→ **AIM**
Keep the pictures out of the copy and repeat the records exactly.
━━━━━ DATA FOR THE TASK ━━━━━
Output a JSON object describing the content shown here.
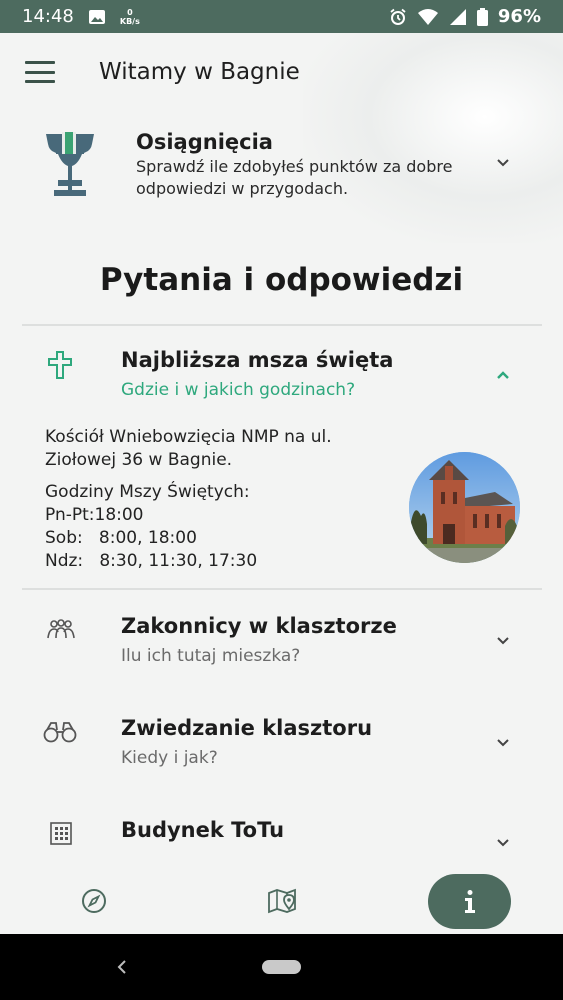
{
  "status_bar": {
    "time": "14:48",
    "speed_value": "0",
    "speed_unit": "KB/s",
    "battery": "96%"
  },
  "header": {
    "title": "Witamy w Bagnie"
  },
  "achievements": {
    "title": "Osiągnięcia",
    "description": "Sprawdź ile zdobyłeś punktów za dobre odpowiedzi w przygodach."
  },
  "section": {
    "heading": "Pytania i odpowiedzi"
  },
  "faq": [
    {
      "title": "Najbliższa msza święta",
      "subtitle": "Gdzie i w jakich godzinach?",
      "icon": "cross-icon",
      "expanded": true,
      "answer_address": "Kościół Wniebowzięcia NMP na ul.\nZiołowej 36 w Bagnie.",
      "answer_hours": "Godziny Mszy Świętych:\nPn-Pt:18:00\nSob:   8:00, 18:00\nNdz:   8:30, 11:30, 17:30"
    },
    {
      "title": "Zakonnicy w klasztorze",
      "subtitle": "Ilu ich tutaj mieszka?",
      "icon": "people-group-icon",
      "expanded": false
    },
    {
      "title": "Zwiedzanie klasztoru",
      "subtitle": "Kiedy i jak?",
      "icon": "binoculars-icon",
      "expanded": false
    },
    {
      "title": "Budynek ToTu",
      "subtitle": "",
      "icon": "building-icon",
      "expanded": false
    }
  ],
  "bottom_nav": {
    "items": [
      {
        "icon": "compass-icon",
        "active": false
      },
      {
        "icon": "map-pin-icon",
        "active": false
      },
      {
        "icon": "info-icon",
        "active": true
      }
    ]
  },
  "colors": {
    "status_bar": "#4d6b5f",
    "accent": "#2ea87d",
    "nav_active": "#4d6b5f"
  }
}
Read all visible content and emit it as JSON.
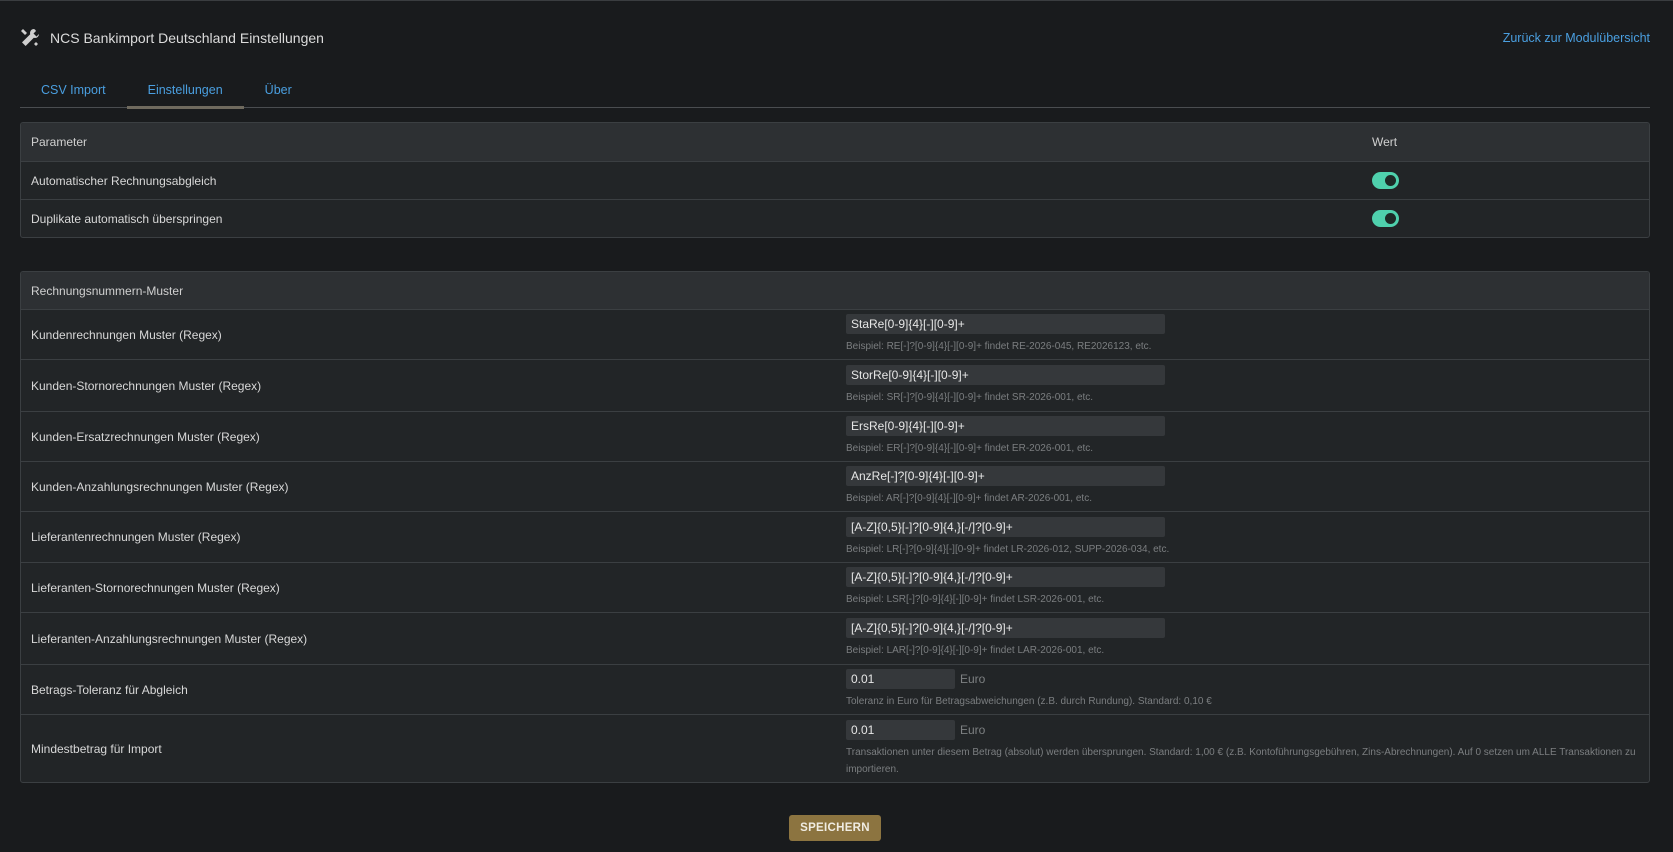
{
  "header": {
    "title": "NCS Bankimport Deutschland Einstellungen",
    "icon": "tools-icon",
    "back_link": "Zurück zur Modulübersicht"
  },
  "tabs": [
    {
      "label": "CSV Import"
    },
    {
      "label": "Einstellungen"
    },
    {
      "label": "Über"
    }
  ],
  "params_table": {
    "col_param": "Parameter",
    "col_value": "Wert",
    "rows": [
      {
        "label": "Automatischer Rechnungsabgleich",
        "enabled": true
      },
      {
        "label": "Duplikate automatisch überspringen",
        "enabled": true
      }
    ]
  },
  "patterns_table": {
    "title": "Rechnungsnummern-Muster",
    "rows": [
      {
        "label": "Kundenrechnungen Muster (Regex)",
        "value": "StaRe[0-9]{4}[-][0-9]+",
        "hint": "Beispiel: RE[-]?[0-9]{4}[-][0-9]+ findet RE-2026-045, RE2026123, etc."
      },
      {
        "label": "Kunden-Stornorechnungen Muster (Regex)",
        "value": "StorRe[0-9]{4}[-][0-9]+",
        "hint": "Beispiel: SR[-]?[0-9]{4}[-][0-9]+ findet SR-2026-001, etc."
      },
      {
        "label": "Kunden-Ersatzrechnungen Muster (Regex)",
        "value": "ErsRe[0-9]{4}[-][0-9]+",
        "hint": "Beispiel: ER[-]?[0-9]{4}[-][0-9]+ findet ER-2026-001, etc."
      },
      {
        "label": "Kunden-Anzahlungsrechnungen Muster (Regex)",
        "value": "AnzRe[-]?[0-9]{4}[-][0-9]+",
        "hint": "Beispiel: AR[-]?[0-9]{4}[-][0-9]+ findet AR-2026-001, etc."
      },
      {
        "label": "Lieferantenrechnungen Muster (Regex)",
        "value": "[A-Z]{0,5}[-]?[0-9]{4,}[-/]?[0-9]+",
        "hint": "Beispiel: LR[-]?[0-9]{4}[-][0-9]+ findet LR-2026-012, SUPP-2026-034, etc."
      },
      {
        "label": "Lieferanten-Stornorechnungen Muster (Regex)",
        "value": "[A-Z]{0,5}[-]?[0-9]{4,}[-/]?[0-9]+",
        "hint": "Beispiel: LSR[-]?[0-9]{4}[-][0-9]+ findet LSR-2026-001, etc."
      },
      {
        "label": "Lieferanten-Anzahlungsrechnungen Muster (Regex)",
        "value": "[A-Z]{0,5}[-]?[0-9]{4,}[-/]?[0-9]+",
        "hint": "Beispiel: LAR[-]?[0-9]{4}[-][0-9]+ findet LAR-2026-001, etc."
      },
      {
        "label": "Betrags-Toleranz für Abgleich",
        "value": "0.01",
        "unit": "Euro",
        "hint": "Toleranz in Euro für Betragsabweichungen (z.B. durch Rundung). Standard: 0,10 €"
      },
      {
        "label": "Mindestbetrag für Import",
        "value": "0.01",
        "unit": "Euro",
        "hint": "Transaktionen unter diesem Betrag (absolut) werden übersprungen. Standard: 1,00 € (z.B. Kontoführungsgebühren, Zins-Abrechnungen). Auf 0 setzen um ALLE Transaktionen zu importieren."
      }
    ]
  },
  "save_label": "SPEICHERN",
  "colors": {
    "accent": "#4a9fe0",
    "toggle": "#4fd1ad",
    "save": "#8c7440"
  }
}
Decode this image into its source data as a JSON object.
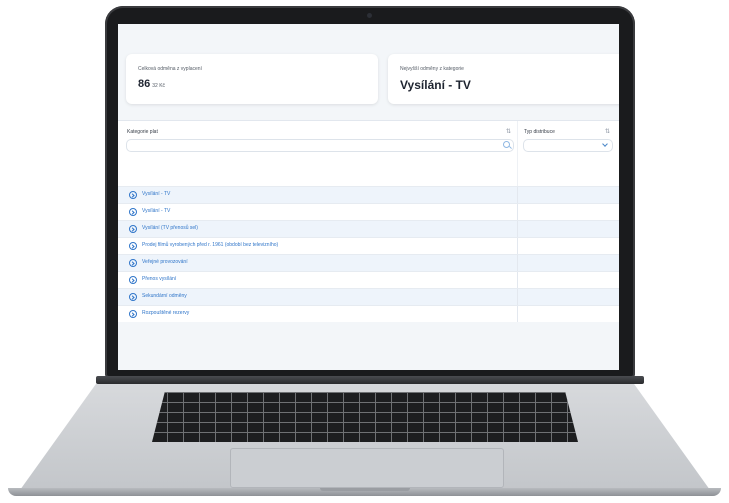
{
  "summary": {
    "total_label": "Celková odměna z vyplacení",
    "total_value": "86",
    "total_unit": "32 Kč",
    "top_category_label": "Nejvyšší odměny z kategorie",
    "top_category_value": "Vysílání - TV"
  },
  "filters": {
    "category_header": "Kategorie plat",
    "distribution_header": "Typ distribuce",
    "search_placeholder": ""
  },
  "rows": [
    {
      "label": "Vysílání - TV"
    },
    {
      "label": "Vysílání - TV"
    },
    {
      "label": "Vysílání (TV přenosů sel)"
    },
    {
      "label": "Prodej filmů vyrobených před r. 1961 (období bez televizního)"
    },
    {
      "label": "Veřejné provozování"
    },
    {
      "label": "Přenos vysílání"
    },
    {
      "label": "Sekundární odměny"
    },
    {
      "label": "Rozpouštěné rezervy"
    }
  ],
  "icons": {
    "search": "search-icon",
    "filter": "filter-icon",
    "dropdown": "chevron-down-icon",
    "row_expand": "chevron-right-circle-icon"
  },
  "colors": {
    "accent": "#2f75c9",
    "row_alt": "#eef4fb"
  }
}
━━━━━
→ **RESPONSE TO THIS TASK**
Output a JSON object describing the content shown here.
{
  "status_bar": {
    "time": "14:48",
    "speed_value": "0",
    "speed_unit": "KB/s",
    "battery": "96%"
  },
  "header": {
    "title": "Witamy w Bagnie"
  },
  "achievements": {
    "title": "Osiągnięcia",
    "description": "Sprawdź ile zdobyłeś punktów za dobre odpowiedzi w przygodach."
  },
  "section": {
    "heading": "Pytania i odpowiedzi"
  },
  "faq": [
    {
      "title": "Najbliższa msza święta",
      "subtitle": "Gdzie i w jakich godzinach?",
      "icon": "cross-icon",
      "expanded": true,
      "answer_address": "Kościół Wniebowzięcia NMP na ul.\nZiołowej 36 w Bagnie.",
      "answer_hours": "Godziny Mszy Świętych:\nPn-Pt:18:00\nSob:   8:00, 18:00\nNdz:   8:30, 11:30, 17:30"
    },
    {
      "title": "Zakonnicy w klasztorze",
      "subtitle": "Ilu ich tutaj mieszka?",
      "icon": "people-group-icon",
      "expanded": false
    },
    {
      "title": "Zwiedzanie klasztoru",
      "subtitle": "Kiedy i jak?",
      "icon": "binoculars-icon",
      "expanded": false
    },
    {
      "title": "Budynek ToTu",
      "subtitle": "",
      "icon": "building-icon",
      "expanded": false
    }
  ],
  "bottom_nav": {
    "items": [
      {
        "icon": "compass-icon",
        "active": false
      },
      {
        "icon": "map-pin-icon",
        "active": false
      },
      {
        "icon": "info-icon",
        "active": true
      }
    ]
  },
  "colors": {
    "status_bar": "#4d6b5f",
    "accent": "#2ea87d",
    "nav_active": "#4d6b5f"
  }
}
Read all visible content and emit it as JSON.
{
  "header": {
    "title": "NCS Bankimport Deutschland Einstellungen",
    "icon": "tools-icon",
    "back_link": "Zurück zur Modulübersicht"
  },
  "tabs": [
    {
      "label": "CSV Import"
    },
    {
      "label": "Einstellungen"
    },
    {
      "label": "Über"
    }
  ],
  "params_table": {
    "col_param": "Parameter",
    "col_value": "Wert",
    "rows": [
      {
        "label": "Automatischer Rechnungsabgleich",
        "enabled": true
      },
      {
        "label": "Duplikate automatisch überspringen",
        "enabled": true
      }
    ]
  },
  "patterns_table": {
    "title": "Rechnungsnummern-Muster",
    "rows": [
      {
        "label": "Kundenrechnungen Muster (Regex)",
        "value": "StaRe[0-9]{4}[-][0-9]+",
        "hint": "Beispiel: RE[-]?[0-9]{4}[-][0-9]+ findet RE-2026-045, RE2026123, etc."
      },
      {
        "label": "Kunden-Stornorechnungen Muster (Regex)",
        "value": "StorRe[0-9]{4}[-][0-9]+",
        "hint": "Beispiel: SR[-]?[0-9]{4}[-][0-9]+ findet SR-2026-001, etc."
      },
      {
        "label": "Kunden-Ersatzrechnungen Muster (Regex)",
        "value": "ErsRe[0-9]{4}[-][0-9]+",
        "hint": "Beispiel: ER[-]?[0-9]{4}[-][0-9]+ findet ER-2026-001, etc."
      },
      {
        "label": "Kunden-Anzahlungsrechnungen Muster (Regex)",
        "value": "AnzRe[-]?[0-9]{4}[-][0-9]+",
        "hint": "Beispiel: AR[-]?[0-9]{4}[-][0-9]+ findet AR-2026-001, etc."
      },
      {
        "label": "Lieferantenrechnungen Muster (Regex)",
        "value": "[A-Z]{0,5}[-]?[0-9]{4,}[-/]?[0-9]+",
        "hint": "Beispiel: LR[-]?[0-9]{4}[-][0-9]+ findet LR-2026-012, SUPP-2026-034, etc."
      },
      {
        "label": "Lieferanten-Stornorechnungen Muster (Regex)",
        "value": "[A-Z]{0,5}[-]?[0-9]{4,}[-/]?[0-9]+",
        "hint": "Beispiel: LSR[-]?[0-9]{4}[-][0-9]+ findet LSR-2026-001, etc."
      },
      {
        "label": "Lieferanten-Anzahlungsrechnungen Muster (Regex)",
        "value": "[A-Z]{0,5}[-]?[0-9]{4,}[-/]?[0-9]+",
        "hint": "Beispiel: LAR[-]?[0-9]{4}[-][0-9]+ findet LAR-2026-001, etc."
      },
      {
        "label": "Betrags-Toleranz für Abgleich",
        "value": "0.01",
        "unit": "Euro",
        "hint": "Toleranz in Euro für Betragsabweichungen (z.B. durch Rundung). Standard: 0,10 €"
      },
      {
        "label": "Mindestbetrag für Import",
        "value": "0.01",
        "unit": "Euro",
        "hint": "Transaktionen unter diesem Betrag (absolut) werden übersprungen. Standard: 1,00 € (z.B. Kontoführungsgebühren, Zins-Abrechnungen). Auf 0 setzen um ALLE Transaktionen zu importieren."
      }
    ]
  },
  "save_label": "SPEICHERN",
  "colors": {
    "accent": "#4a9fe0",
    "toggle": "#4fd1ad",
    "save": "#8c7440"
  }
}
Decode this image into its source data as a JSON object.
{
  "summary": {
    "total_label": "Celková odměna z vyplacení",
    "total_value": "86",
    "total_unit": "32 Kč",
    "top_category_label": "Nejvyšší odměny z kategorie",
    "top_category_value": "Vysílání - TV"
  },
  "filters": {
    "category_header": "Kategorie plat",
    "distribution_header": "Typ distribuce",
    "search_placeholder": ""
  },
  "rows": [
    {
      "label": "Vysílání - TV"
    },
    {
      "label": "Vysílání - TV"
    },
    {
      "label": "Vysílání (TV přenosů sel)"
    },
    {
      "label": "Prodej filmů vyrobených před r. 1961 (období bez televizního)"
    },
    {
      "label": "Veřejné provozování"
    },
    {
      "label": "Přenos vysílání"
    },
    {
      "label": "Sekundární odměny"
    },
    {
      "label": "Rozpouštěné rezervy"
    }
  ],
  "icons": {
    "search": "search-icon",
    "filter": "filter-icon",
    "dropdown": "chevron-down-icon",
    "row_expand": "chevron-right-circle-icon"
  },
  "colors": {
    "accent": "#2f75c9",
    "row_alt": "#eef4fb"
  }
}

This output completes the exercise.